Exercise details
Reproduce the entries in full, with no changes.

----- Data for the task

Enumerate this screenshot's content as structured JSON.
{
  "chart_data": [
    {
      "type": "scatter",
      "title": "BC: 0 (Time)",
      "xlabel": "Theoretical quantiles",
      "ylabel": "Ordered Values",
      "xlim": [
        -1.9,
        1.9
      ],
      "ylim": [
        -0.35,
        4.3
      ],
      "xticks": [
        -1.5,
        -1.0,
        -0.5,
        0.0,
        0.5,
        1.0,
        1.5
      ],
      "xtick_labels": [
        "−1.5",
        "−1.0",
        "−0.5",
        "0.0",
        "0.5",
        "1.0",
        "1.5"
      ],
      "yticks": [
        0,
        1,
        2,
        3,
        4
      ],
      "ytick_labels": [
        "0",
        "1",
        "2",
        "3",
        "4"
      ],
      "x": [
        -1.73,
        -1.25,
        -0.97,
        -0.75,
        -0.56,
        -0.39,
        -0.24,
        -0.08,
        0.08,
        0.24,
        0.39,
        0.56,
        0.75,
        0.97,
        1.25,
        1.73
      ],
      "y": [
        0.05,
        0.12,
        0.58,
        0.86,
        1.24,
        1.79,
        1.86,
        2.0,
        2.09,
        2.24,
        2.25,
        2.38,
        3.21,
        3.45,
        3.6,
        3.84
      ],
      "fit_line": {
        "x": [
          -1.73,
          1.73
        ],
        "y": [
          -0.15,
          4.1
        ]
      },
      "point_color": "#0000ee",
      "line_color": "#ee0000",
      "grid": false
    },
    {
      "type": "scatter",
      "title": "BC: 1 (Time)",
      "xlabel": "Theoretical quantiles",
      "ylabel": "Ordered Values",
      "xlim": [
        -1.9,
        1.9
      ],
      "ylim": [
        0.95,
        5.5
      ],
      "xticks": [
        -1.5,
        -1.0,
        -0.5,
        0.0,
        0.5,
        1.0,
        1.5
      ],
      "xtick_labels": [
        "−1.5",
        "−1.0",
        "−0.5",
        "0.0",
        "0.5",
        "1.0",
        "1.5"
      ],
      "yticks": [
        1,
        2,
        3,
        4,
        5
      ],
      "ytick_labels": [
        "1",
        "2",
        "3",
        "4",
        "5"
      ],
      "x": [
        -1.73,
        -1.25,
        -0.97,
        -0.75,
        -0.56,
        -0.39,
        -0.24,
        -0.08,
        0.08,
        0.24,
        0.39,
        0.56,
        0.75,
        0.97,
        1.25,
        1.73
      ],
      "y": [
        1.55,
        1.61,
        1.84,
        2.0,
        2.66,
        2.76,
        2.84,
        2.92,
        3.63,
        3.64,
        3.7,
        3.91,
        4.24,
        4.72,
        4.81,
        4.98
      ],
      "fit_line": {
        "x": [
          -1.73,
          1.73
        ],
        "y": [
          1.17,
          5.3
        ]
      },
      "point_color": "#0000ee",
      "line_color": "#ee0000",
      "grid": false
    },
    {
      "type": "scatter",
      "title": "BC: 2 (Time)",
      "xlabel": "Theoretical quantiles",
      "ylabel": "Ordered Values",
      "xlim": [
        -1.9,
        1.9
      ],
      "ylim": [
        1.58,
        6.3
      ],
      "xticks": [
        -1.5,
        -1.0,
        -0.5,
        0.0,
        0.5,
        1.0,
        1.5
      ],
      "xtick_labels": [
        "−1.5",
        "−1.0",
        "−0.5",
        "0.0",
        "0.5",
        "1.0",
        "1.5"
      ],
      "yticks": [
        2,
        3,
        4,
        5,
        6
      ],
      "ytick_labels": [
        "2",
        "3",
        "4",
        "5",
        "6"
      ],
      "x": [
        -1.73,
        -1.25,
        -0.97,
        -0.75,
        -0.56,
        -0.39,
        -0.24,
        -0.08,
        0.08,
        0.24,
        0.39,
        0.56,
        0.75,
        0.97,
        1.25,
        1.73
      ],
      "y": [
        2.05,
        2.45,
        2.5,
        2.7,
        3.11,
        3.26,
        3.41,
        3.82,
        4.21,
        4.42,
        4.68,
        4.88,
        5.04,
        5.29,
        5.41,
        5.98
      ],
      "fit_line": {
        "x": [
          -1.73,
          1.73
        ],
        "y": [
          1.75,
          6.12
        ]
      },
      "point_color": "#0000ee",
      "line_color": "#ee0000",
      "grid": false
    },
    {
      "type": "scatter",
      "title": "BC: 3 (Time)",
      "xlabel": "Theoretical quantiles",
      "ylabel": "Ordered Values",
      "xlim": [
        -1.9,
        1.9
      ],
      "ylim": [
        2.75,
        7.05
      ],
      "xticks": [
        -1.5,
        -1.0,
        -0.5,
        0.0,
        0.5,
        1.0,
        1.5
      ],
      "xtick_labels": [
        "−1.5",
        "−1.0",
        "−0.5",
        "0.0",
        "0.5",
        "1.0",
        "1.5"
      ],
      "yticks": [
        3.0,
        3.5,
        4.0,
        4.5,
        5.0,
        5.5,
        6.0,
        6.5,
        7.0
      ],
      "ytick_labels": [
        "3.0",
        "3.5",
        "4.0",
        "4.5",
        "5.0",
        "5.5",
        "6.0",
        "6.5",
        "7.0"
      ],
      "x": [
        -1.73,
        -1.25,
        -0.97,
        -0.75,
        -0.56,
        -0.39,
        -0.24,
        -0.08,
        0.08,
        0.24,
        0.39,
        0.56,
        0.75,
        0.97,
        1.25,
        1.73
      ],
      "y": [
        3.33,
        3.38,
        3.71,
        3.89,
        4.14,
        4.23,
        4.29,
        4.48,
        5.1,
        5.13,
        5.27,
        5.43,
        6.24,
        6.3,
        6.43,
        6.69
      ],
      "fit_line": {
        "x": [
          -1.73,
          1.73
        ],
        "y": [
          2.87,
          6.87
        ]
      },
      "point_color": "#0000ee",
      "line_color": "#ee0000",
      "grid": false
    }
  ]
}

----------

Output for this task
Enumerate this screenshot's content as structured JSON.
{
  "chart_data": [
    {
      "type": "scatter",
      "title": "BC: 0 (Time)",
      "xlabel": "Theoretical quantiles",
      "ylabel": "Ordered Values",
      "xlim": [
        -1.9,
        1.9
      ],
      "ylim": [
        -0.35,
        4.3
      ],
      "xticks": [
        -1.5,
        -1.0,
        -0.5,
        0.0,
        0.5,
        1.0,
        1.5
      ],
      "xtick_labels": [
        "−1.5",
        "−1.0",
        "−0.5",
        "0.0",
        "0.5",
        "1.0",
        "1.5"
      ],
      "yticks": [
        0,
        1,
        2,
        3,
        4
      ],
      "ytick_labels": [
        "0",
        "1",
        "2",
        "3",
        "4"
      ],
      "x": [
        -1.73,
        -1.25,
        -0.97,
        -0.75,
        -0.56,
        -0.39,
        -0.24,
        -0.08,
        0.08,
        0.24,
        0.39,
        0.56,
        0.75,
        0.97,
        1.25,
        1.73
      ],
      "y": [
        0.05,
        0.12,
        0.58,
        0.86,
        1.24,
        1.79,
        1.86,
        2.0,
        2.09,
        2.24,
        2.25,
        2.38,
        3.21,
        3.45,
        3.6,
        3.84
      ],
      "fit_line": {
        "x": [
          -1.73,
          1.73
        ],
        "y": [
          -0.15,
          4.1
        ]
      },
      "point_color": "#0000ee",
      "line_color": "#ee0000",
      "grid": false
    },
    {
      "type": "scatter",
      "title": "BC: 1 (Time)",
      "xlabel": "Theoretical quantiles",
      "ylabel": "Ordered Values",
      "xlim": [
        -1.9,
        1.9
      ],
      "ylim": [
        0.95,
        5.5
      ],
      "xticks": [
        -1.5,
        -1.0,
        -0.5,
        0.0,
        0.5,
        1.0,
        1.5
      ],
      "xtick_labels": [
        "−1.5",
        "−1.0",
        "−0.5",
        "0.0",
        "0.5",
        "1.0",
        "1.5"
      ],
      "yticks": [
        1,
        2,
        3,
        4,
        5
      ],
      "ytick_labels": [
        "1",
        "2",
        "3",
        "4",
        "5"
      ],
      "x": [
        -1.73,
        -1.25,
        -0.97,
        -0.75,
        -0.56,
        -0.39,
        -0.24,
        -0.08,
        0.08,
        0.24,
        0.39,
        0.56,
        0.75,
        0.97,
        1.25,
        1.73
      ],
      "y": [
        1.55,
        1.61,
        1.84,
        2.0,
        2.66,
        2.76,
        2.84,
        2.92,
        3.63,
        3.64,
        3.7,
        3.91,
        4.24,
        4.72,
        4.81,
        4.98
      ],
      "fit_line": {
        "x": [
          -1.73,
          1.73
        ],
        "y": [
          1.17,
          5.3
        ]
      },
      "point_color": "#0000ee",
      "line_color": "#ee0000",
      "grid": false
    },
    {
      "type": "scatter",
      "title": "BC: 2 (Time)",
      "xlabel": "Theoretical quantiles",
      "ylabel": "Ordered Values",
      "xlim": [
        -1.9,
        1.9
      ],
      "ylim": [
        1.58,
        6.3
      ],
      "xticks": [
        -1.5,
        -1.0,
        -0.5,
        0.0,
        0.5,
        1.0,
        1.5
      ],
      "xtick_labels": [
        "−1.5",
        "−1.0",
        "−0.5",
        "0.0",
        "0.5",
        "1.0",
        "1.5"
      ],
      "yticks": [
        2,
        3,
        4,
        5,
        6
      ],
      "ytick_labels": [
        "2",
        "3",
        "4",
        "5",
        "6"
      ],
      "x": [
        -1.73,
        -1.25,
        -0.97,
        -0.75,
        -0.56,
        -0.39,
        -0.24,
        -0.08,
        0.08,
        0.24,
        0.39,
        0.56,
        0.75,
        0.97,
        1.25,
        1.73
      ],
      "y": [
        2.05,
        2.45,
        2.5,
        2.7,
        3.11,
        3.26,
        3.41,
        3.82,
        4.21,
        4.42,
        4.68,
        4.88,
        5.04,
        5.29,
        5.41,
        5.98
      ],
      "fit_line": {
        "x": [
          -1.73,
          1.73
        ],
        "y": [
          1.75,
          6.12
        ]
      },
      "point_color": "#0000ee",
      "line_color": "#ee0000",
      "grid": false
    },
    {
      "type": "scatter",
      "title": "BC: 3 (Time)",
      "xlabel": "Theoretical quantiles",
      "ylabel": "Ordered Values",
      "xlim": [
        -1.9,
        1.9
      ],
      "ylim": [
        2.75,
        7.05
      ],
      "xticks": [
        -1.5,
        -1.0,
        -0.5,
        0.0,
        0.5,
        1.0,
        1.5
      ],
      "xtick_labels": [
        "−1.5",
        "−1.0",
        "−0.5",
        "0.0",
        "0.5",
        "1.0",
        "1.5"
      ],
      "yticks": [
        3.0,
        3.5,
        4.0,
        4.5,
        5.0,
        5.5,
        6.0,
        6.5,
        7.0
      ],
      "ytick_labels": [
        "3.0",
        "3.5",
        "4.0",
        "4.5",
        "5.0",
        "5.5",
        "6.0",
        "6.5",
        "7.0"
      ],
      "x": [
        -1.73,
        -1.25,
        -0.97,
        -0.75,
        -0.56,
        -0.39,
        -0.24,
        -0.08,
        0.08,
        0.24,
        0.39,
        0.56,
        0.75,
        0.97,
        1.25,
        1.73
      ],
      "y": [
        3.33,
        3.38,
        3.71,
        3.89,
        4.14,
        4.23,
        4.29,
        4.48,
        5.1,
        5.13,
        5.27,
        5.43,
        6.24,
        6.3,
        6.43,
        6.69
      ],
      "fit_line": {
        "x": [
          -1.73,
          1.73
        ],
        "y": [
          2.87,
          6.87
        ]
      },
      "point_color": "#0000ee",
      "line_color": "#ee0000",
      "grid": false
    }
  ]
}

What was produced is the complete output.